## 課題 A:
下にある元の文章の「仕事で付き合いのある女性と6月に会った時にこんな話になった。」から「30分後返信があった。」までを全部、「日本酒」を「ワイン」に変えて出してください。

---*---

仕事で付き合いのある女性と6月に会った時にこんな話になった。

「来月あたり、うまい日本酒でも飲みに行こうか」
「いいですね。ぜひぜひ」

これを社交辞令と受け取る人もいるだろうが僕は常にチャレンジャー。たとえ社交辞令だとしても、とりあえずこちらの意志はぶつけてみる。ダメならダメでハッキリしてくれた方がいい。

7月に入り、僕は彼女にLINEを送った。

「さて7月です。日本酒の美味しそうなお店、見つけましたよ。7月17日(金)とか、いかがですか?」

30分後返信があった。

「いいですね! 17日、大丈夫です。わぁい、楽しみです!」


+++

金曜まで顔を合わせないだろうと思っていたのだが、昨日、彼女に届ける書類ができたので連絡をした。

「今日、書類持って行くから。いないなら誰かに渡しておくから確認しておいて」

「私、いますけど。私の顔見るのがおイヤでしたら、無視してもらってもいいですよ 笑」

「いやいや、忙しいかなと思っただけだからw じゃ、受付で呼び出します」

そんなやり取りを終えた後。

「そうだ。水でも買って持って行くか」

最近はどこの会社に行ってもお茶も出ない。彼女の会社も例外ではなく、以前は飲み物が選べたのだが、今は自粛している。

近くのコンビニに寄り、彼女と僕の分、ペットボトルを2本買った。

彼女の事務所に行き、受付で呼び出してもらうと部屋に通された。

「こんにちは。お久しぶりです」
相変わらずの明るい笑顔で僕を迎えてくれた。

「そう?一ヶ月もたってないよ。はい、これ買ってきたから、どうぞ」

「あ、私も・・・」

机にならぶ4本のペットボトル。

僕らは顔を見合わせて笑った。

彼女も自分と僕用にペットボトルを2本買ってきていたのだ。こういう偶然の一致はなんともうれしい。僕らは自分の持ってきたペットボトルを1本ずつ飲むことにした。

---*---

## 課題 B:
このあとに並ぶ行を、最初の行から「Point: [953, 503, 976, 517]」を含む行まで、両端も入れてそのまま書き写してください。

---*---

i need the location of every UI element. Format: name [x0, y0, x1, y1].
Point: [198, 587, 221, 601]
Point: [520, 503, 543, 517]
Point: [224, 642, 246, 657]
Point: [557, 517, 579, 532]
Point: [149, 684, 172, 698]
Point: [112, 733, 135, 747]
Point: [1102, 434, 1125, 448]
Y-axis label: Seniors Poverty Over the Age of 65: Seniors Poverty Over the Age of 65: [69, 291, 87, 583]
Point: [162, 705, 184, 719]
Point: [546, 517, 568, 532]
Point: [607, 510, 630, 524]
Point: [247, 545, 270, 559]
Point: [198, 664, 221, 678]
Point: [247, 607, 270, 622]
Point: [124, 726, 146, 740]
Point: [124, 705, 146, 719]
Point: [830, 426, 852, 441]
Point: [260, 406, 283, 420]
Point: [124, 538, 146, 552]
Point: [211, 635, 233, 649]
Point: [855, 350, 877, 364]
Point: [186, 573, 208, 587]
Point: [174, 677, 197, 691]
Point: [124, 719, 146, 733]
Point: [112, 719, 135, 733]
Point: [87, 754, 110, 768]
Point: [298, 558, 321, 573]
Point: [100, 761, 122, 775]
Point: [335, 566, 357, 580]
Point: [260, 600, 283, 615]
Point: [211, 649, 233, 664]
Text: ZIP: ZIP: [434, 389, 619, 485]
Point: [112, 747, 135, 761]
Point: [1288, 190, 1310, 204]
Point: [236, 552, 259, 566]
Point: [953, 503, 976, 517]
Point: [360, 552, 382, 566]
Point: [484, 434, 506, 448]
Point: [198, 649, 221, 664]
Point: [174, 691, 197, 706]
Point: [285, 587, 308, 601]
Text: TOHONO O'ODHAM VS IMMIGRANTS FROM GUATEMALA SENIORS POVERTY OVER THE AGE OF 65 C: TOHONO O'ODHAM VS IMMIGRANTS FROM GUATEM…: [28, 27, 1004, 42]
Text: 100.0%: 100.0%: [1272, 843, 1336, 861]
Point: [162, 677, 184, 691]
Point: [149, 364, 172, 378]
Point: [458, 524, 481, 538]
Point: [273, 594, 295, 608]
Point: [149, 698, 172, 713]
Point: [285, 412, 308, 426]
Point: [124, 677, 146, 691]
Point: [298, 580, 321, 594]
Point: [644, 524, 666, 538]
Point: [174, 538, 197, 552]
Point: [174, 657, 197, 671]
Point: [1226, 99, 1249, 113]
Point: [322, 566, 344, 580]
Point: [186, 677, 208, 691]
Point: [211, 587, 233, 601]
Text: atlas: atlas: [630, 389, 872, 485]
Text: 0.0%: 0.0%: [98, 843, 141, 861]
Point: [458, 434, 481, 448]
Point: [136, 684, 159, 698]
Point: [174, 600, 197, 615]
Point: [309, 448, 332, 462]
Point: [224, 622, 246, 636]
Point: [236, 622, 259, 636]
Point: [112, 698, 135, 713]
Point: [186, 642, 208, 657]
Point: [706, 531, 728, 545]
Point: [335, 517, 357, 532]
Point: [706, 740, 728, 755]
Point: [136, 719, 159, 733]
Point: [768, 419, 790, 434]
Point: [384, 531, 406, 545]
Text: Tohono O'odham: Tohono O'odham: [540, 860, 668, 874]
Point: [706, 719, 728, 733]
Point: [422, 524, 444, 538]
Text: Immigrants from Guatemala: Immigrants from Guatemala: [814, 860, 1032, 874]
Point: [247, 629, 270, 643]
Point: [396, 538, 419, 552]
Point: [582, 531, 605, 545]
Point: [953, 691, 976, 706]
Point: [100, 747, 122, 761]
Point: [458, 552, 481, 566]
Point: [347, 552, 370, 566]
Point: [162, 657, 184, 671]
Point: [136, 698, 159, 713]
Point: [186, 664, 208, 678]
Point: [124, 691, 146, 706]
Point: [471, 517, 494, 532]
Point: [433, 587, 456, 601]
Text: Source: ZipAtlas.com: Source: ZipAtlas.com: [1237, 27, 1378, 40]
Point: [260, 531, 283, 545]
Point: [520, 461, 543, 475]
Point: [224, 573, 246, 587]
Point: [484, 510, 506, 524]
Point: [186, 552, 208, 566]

---*---

## 正しい答え A:
仕事で付き合いのある女性と6月に会った時にこんな話になった。

「来月あたり、うまいワインでも飲みに行こうか」
「いいですね。ぜひぜひ」

これを社交辞令と受け取る人もいるだろうが僕は常にチャレンジャー。たとえ社交辞令だとしても、とりあえずこちらの意志はぶつけてみる。ダメならダメでハッキリしてくれた方がいい。

7月に入り、僕は彼女にLINEを送った。

「さて7月です。ワインの美味しそうなお店、見つけましたよ。7月17日(金)とか、いかがですか?」

30分後返信があった。

## 正しい答え B:
i need the location of every UI element. Format: name [x0, y0, x1, y1].
Point: [198, 587, 221, 601]
Point: [520, 503, 543, 517]
Point: [224, 642, 246, 657]
Point: [557, 517, 579, 532]
Point: [149, 684, 172, 698]
Point: [112, 733, 135, 747]
Point: [1102, 434, 1125, 448]
Y-axis label: Seniors Poverty Over the Age of 65: Seniors Poverty Over the Age of 65: [69, 291, 87, 583]
Point: [162, 705, 184, 719]
Point: [546, 517, 568, 532]
Point: [607, 510, 630, 524]
Point: [247, 545, 270, 559]
Point: [198, 664, 221, 678]
Point: [247, 607, 270, 622]
Point: [124, 726, 146, 740]
Point: [124, 705, 146, 719]
Point: [830, 426, 852, 441]
Point: [260, 406, 283, 420]
Point: [124, 538, 146, 552]
Point: [211, 635, 233, 649]
Point: [855, 350, 877, 364]
Point: [186, 573, 208, 587]
Point: [174, 677, 197, 691]
Point: [124, 719, 146, 733]
Point: [112, 719, 135, 733]
Point: [87, 754, 110, 768]
Point: [298, 558, 321, 573]
Point: [100, 761, 122, 775]
Point: [335, 566, 357, 580]
Point: [260, 600, 283, 615]
Point: [211, 649, 233, 664]
Text: ZIP: ZIP: [434, 389, 619, 485]
Point: [112, 747, 135, 761]
Point: [1288, 190, 1310, 204]
Point: [236, 552, 259, 566]
Point: [953, 503, 976, 517]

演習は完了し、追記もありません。